YOUR TASK:
Every line in the listing is to be echoed verbatim.

* Begin *

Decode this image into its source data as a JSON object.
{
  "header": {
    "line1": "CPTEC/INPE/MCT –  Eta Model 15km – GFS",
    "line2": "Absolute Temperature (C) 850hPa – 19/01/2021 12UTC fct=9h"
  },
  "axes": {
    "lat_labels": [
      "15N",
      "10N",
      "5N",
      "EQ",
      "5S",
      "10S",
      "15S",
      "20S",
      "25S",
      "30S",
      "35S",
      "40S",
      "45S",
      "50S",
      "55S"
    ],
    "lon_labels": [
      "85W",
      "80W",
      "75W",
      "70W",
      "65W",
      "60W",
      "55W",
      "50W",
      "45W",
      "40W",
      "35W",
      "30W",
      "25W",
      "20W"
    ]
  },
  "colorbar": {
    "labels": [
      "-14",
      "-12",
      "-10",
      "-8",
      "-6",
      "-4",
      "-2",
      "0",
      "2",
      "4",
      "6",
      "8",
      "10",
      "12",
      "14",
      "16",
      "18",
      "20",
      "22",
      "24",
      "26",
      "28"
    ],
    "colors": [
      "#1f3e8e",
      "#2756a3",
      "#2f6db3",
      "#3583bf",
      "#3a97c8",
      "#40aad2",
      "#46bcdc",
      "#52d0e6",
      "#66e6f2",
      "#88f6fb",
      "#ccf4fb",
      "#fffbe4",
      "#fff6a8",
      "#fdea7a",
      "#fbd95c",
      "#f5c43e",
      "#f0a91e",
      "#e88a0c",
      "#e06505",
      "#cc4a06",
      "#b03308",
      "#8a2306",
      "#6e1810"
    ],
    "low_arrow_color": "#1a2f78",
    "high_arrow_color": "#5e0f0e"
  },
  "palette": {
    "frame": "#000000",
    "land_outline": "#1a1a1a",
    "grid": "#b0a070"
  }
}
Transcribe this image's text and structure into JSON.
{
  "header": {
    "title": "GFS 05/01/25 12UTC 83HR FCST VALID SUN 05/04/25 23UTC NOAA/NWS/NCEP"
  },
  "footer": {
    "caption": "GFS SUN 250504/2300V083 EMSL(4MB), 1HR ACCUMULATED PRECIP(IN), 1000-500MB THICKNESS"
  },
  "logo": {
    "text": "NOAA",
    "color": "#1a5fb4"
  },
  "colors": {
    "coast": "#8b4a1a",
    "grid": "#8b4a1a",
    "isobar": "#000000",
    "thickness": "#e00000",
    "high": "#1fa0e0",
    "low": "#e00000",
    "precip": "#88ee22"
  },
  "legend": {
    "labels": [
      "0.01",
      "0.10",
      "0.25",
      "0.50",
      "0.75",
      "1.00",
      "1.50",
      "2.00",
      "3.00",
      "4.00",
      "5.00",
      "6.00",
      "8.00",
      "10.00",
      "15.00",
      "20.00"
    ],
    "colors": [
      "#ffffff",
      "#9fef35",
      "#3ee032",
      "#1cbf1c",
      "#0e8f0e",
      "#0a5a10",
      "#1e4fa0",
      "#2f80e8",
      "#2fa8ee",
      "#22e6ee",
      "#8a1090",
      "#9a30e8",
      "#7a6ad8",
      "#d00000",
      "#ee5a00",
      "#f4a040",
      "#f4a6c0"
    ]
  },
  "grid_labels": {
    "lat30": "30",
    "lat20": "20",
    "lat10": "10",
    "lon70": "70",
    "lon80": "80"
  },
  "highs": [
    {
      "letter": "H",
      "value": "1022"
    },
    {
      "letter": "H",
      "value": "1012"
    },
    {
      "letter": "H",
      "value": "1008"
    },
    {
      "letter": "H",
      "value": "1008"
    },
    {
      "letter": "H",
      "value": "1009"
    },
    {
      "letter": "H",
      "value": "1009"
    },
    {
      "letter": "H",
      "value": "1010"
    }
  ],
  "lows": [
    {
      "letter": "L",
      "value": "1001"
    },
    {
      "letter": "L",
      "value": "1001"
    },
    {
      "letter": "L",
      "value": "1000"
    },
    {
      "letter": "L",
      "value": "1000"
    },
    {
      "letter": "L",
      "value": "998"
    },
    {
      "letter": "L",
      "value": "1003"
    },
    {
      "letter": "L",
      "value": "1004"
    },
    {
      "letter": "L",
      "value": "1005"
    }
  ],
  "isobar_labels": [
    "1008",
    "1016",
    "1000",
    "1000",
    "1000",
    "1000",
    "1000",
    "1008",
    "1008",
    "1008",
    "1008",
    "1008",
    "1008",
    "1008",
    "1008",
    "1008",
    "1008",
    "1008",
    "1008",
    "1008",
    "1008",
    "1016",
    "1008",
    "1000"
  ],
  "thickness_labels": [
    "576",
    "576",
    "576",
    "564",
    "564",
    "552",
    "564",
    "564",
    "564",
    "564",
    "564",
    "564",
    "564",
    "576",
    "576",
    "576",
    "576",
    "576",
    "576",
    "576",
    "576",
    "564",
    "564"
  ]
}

* End *

CORRECT ANSWER:
Decode this image into its source data as a JSON object.
{
  "header": {
    "line1": "CPTEC/INPE/MCT –  Eta Model 15km – GFS",
    "line2": "Absolute Temperature (C) 850hPa – 19/01/2021 12UTC fct=9h"
  },
  "axes": {
    "lat_labels": [
      "15N",
      "10N",
      "5N",
      "EQ",
      "5S",
      "10S",
      "15S",
      "20S",
      "25S",
      "30S",
      "35S",
      "40S",
      "45S",
      "50S",
      "55S"
    ],
    "lon_labels": [
      "85W",
      "80W",
      "75W",
      "70W",
      "65W",
      "60W",
      "55W",
      "50W",
      "45W",
      "40W",
      "35W",
      "30W",
      "25W",
      "20W"
    ]
  },
  "colorbar": {
    "labels": [
      "-14",
      "-12",
      "-10",
      "-8",
      "-6",
      "-4",
      "-2",
      "0",
      "2",
      "4",
      "6",
      "8",
      "10",
      "12",
      "14",
      "16",
      "18",
      "20",
      "22",
      "24",
      "26",
      "28"
    ],
    "colors": [
      "#1f3e8e",
      "#2756a3",
      "#2f6db3",
      "#3583bf",
      "#3a97c8",
      "#40aad2",
      "#46bcdc",
      "#52d0e6",
      "#66e6f2",
      "#88f6fb",
      "#ccf4fb",
      "#fffbe4",
      "#fff6a8",
      "#fdea7a",
      "#fbd95c",
      "#f5c43e",
      "#f0a91e",
      "#e88a0c",
      "#e06505",
      "#cc4a06",
      "#b03308",
      "#8a2306",
      "#6e1810"
    ],
    "low_arrow_color": "#1a2f78",
    "high_arrow_color": "#5e0f0e"
  },
  "palette": {
    "frame": "#000000",
    "land_outline": "#1a1a1a",
    "grid": "#b0a070"
  }
}
Transcribe this image's text and structure into JSON.
{
  "header": {
    "title": "GFS 05/01/25 12UTC 83HR FCST VALID SUN 05/04/25 23UTC NOAA/NWS/NCEP"
  },
  "footer": {
    "caption": "GFS SUN 250504/2300V083 EMSL(4MB), 1HR ACCUMULATED PRECIP(IN), 1000-500MB THICKNESS"
  },
  "logo": {
    "text": "NOAA",
    "color": "#1a5fb4"
  },
  "colors": {
    "coast": "#8b4a1a",
    "grid": "#8b4a1a",
    "isobar": "#000000",
    "thickness": "#e00000",
    "high": "#1fa0e0",
    "low": "#e00000",
    "precip": "#88ee22"
  },
  "legend": {
    "labels": [
      "0.01",
      "0.10",
      "0.25",
      "0.50",
      "0.75",
      "1.00",
      "1.50",
      "2.00",
      "3.00",
      "4.00",
      "5.00",
      "6.00",
      "8.00",
      "10.00",
      "15.00",
      "20.00"
    ],
    "colors": [
      "#ffffff",
      "#9fef35",
      "#3ee032",
      "#1cbf1c",
      "#0e8f0e",
      "#0a5a10",
      "#1e4fa0",
      "#2f80e8",
      "#2fa8ee",
      "#22e6ee",
      "#8a1090",
      "#9a30e8",
      "#7a6ad8",
      "#d00000",
      "#ee5a00",
      "#f4a040",
      "#f4a6c0"
    ]
  },
  "grid_labels": {
    "lat30": "30",
    "lat20": "20",
    "lat10": "10",
    "lon70": "70",
    "lon80": "80"
  },
  "highs": [
    {
      "letter": "H",
      "value": "1022"
    },
    {
      "letter": "H",
      "value": "1012"
    },
    {
      "letter": "H",
      "value": "1008"
    },
    {
      "letter": "H",
      "value": "1008"
    },
    {
      "letter": "H",
      "value": "1009"
    },
    {
      "letter": "H",
      "value": "1009"
    },
    {
      "letter": "H",
      "value": "1010"
    }
  ],
  "lows": [
    {
      "letter": "L",
      "value": "1001"
    },
    {
      "letter": "L",
      "value": "1001"
    },
    {
      "letter": "L",
      "value": "1000"
    },
    {
      "letter": "L",
      "value": "1000"
    },
    {
      "letter": "L",
      "value": "998"
    },
    {
      "letter": "L",
      "value": "1003"
    },
    {
      "letter": "L",
      "value": "1004"
    },
    {
      "letter": "L",
      "value": "1005"
    }
  ],
  "isobar_labels": [
    "1008",
    "1016",
    "1000",
    "1000",
    "1000",
    "1000",
    "1000",
    "1008",
    "1008",
    "1008",
    "1008",
    "1008",
    "1008",
    "1008",
    "1008",
    "1008",
    "1008",
    "1008",
    "1008",
    "1008",
    "1008",
    "1016",
    "1008",
    "1000"
  ],
  "thickness_labels": [
    "576",
    "576",
    "576",
    "564",
    "564",
    "552",
    "564",
    "564",
    "564",
    "564",
    "564",
    "564",
    "564",
    "576",
    "576",
    "576",
    "576",
    "576",
    "576",
    "576",
    "576",
    "564",
    "564"
  ]
}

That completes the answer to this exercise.